▸ Exercise description: Check every line below for the word "true" and copy the ones that have it.

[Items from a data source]
-- START --
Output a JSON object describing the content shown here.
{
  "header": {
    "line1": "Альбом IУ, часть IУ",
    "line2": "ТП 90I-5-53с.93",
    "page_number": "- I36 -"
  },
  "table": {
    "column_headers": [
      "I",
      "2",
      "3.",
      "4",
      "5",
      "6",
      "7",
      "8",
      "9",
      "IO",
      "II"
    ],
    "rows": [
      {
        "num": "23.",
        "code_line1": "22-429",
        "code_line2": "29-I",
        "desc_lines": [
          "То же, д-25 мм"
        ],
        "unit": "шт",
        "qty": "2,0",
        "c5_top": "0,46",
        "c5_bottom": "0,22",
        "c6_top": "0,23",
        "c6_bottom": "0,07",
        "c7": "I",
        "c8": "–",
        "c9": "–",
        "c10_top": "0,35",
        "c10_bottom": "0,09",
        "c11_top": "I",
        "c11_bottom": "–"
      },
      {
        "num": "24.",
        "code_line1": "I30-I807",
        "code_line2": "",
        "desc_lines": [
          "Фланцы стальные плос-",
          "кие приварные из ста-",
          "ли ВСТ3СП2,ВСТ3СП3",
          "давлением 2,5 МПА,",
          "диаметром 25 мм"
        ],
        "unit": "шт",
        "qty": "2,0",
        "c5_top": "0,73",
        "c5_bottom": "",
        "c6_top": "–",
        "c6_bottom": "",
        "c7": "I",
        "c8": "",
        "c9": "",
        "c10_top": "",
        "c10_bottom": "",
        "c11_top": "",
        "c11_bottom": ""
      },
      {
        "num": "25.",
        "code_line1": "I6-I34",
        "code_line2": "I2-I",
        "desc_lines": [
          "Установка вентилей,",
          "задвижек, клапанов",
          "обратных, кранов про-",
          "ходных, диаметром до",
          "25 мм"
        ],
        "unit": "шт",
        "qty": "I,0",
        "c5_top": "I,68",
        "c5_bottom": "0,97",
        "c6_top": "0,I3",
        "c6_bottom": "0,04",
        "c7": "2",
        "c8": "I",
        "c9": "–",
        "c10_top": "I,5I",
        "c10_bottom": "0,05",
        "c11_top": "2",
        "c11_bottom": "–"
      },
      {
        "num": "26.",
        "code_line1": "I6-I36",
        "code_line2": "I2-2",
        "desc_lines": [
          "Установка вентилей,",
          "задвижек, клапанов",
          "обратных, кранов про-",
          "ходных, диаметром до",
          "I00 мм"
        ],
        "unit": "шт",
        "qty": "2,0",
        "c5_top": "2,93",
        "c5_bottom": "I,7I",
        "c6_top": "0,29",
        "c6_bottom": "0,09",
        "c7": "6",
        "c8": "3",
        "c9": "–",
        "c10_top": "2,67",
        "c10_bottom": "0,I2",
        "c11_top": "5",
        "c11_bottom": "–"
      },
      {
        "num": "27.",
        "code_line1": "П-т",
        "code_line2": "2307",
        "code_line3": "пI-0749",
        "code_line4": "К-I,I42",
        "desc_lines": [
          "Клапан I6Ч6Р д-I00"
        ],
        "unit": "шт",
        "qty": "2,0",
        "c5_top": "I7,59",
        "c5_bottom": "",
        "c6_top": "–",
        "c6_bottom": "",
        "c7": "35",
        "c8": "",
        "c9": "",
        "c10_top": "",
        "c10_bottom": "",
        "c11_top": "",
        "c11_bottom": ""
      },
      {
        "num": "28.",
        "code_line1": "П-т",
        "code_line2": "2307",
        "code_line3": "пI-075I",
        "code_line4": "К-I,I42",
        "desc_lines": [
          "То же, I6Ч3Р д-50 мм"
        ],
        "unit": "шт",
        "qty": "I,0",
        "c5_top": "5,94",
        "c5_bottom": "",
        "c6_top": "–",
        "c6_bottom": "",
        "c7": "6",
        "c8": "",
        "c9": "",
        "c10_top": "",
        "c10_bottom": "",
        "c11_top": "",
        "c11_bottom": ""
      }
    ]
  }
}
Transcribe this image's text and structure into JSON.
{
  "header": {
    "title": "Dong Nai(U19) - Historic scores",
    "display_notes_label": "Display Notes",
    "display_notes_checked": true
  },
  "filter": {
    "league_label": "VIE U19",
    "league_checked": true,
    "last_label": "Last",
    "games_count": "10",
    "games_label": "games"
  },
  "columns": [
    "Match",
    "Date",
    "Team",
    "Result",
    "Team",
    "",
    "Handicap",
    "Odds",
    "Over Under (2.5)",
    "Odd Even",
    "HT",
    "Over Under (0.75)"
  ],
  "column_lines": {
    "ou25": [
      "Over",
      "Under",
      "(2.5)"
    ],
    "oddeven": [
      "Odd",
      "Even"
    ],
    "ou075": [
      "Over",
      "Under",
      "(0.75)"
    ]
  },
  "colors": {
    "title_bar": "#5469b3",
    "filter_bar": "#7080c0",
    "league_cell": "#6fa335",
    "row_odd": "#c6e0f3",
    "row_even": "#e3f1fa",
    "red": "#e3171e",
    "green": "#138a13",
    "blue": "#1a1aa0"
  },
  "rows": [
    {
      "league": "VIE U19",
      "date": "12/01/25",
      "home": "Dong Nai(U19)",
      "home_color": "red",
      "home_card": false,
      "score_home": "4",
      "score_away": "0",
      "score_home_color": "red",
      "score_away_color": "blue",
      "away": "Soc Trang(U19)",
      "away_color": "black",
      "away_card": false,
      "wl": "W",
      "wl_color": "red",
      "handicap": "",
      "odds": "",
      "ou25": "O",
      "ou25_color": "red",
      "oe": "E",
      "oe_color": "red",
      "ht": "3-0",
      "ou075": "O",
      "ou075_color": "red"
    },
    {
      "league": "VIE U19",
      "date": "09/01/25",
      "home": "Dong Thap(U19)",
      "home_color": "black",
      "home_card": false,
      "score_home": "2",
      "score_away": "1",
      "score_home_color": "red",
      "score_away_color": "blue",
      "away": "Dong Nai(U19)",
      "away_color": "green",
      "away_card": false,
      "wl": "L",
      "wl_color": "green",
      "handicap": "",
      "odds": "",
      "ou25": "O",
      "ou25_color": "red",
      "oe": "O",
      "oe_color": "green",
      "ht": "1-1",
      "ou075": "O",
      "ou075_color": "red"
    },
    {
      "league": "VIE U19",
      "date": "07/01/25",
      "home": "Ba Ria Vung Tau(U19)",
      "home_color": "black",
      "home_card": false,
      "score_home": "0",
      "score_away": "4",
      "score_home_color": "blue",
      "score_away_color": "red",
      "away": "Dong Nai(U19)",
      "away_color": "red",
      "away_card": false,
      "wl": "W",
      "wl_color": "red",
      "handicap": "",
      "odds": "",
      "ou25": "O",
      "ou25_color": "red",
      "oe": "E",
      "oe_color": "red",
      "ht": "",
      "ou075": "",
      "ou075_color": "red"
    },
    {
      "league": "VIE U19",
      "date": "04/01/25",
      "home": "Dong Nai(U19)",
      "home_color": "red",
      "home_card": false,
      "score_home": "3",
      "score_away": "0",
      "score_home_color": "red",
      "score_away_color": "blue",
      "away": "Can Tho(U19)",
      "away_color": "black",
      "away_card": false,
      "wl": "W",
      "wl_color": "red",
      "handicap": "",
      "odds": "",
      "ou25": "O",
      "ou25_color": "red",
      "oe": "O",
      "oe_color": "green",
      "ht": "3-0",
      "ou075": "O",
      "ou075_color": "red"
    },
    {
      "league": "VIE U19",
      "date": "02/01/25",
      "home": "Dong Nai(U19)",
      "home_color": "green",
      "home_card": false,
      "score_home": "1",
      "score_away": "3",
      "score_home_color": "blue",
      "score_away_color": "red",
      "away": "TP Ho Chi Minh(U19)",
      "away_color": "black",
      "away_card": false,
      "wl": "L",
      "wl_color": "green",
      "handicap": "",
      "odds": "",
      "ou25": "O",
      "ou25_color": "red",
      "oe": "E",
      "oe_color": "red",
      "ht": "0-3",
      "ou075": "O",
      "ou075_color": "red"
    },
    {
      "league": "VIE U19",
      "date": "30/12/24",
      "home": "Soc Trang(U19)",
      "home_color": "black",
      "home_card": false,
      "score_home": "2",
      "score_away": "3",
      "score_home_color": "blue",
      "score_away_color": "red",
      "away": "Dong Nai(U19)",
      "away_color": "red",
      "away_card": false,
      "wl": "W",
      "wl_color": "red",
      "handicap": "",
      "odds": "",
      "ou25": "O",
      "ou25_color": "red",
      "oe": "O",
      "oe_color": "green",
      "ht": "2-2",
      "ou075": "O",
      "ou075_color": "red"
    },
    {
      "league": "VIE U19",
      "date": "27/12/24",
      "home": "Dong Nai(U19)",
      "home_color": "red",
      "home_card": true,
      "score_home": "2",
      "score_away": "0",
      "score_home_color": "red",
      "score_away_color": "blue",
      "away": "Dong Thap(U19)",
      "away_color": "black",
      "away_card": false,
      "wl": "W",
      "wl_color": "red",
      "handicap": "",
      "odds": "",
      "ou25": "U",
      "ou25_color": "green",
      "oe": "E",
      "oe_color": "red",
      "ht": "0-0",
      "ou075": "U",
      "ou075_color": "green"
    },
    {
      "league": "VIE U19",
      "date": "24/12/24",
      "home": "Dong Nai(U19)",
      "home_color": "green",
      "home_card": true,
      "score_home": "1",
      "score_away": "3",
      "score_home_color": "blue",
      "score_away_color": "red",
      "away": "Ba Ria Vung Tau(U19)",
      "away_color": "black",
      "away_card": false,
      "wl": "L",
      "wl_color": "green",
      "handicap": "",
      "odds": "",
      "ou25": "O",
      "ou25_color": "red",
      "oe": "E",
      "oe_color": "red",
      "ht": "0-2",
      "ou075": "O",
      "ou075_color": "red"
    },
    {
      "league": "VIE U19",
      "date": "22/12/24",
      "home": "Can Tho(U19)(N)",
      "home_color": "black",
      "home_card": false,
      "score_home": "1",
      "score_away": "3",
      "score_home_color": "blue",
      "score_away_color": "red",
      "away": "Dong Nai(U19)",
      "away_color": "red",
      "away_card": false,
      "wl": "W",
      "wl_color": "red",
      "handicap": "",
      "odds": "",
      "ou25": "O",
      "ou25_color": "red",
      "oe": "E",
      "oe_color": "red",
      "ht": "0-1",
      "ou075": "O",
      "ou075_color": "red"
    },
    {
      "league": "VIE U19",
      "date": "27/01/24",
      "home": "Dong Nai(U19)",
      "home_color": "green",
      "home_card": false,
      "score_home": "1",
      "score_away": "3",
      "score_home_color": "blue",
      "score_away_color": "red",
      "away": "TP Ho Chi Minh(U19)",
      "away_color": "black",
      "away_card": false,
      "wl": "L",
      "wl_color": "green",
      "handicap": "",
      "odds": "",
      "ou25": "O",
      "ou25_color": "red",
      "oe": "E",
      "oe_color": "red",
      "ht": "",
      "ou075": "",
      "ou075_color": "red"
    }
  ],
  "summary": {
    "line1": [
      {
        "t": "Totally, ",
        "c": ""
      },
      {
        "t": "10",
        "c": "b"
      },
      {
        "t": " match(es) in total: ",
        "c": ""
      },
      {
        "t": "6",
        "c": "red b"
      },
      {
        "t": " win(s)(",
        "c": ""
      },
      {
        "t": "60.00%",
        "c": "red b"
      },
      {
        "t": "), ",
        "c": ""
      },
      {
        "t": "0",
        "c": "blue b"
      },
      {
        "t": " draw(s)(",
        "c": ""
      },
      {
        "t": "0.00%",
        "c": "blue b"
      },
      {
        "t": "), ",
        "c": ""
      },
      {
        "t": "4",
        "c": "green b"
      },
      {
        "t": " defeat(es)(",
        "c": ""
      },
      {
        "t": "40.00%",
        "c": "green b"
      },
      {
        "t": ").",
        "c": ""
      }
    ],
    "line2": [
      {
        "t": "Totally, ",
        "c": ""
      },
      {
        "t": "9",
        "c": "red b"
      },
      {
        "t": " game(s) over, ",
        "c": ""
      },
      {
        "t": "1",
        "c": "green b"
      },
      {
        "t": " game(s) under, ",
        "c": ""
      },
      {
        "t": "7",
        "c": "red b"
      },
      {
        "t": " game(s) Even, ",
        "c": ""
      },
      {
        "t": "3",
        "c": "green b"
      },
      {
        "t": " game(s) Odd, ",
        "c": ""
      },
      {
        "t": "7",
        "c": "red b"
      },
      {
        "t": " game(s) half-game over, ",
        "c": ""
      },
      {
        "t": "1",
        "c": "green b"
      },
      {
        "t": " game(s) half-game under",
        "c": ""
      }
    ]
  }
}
-- END --
▸ Result of the task:
    "display_notes_checked": true
    "league_checked": true,
      "home_card": true,
      "home_card": true,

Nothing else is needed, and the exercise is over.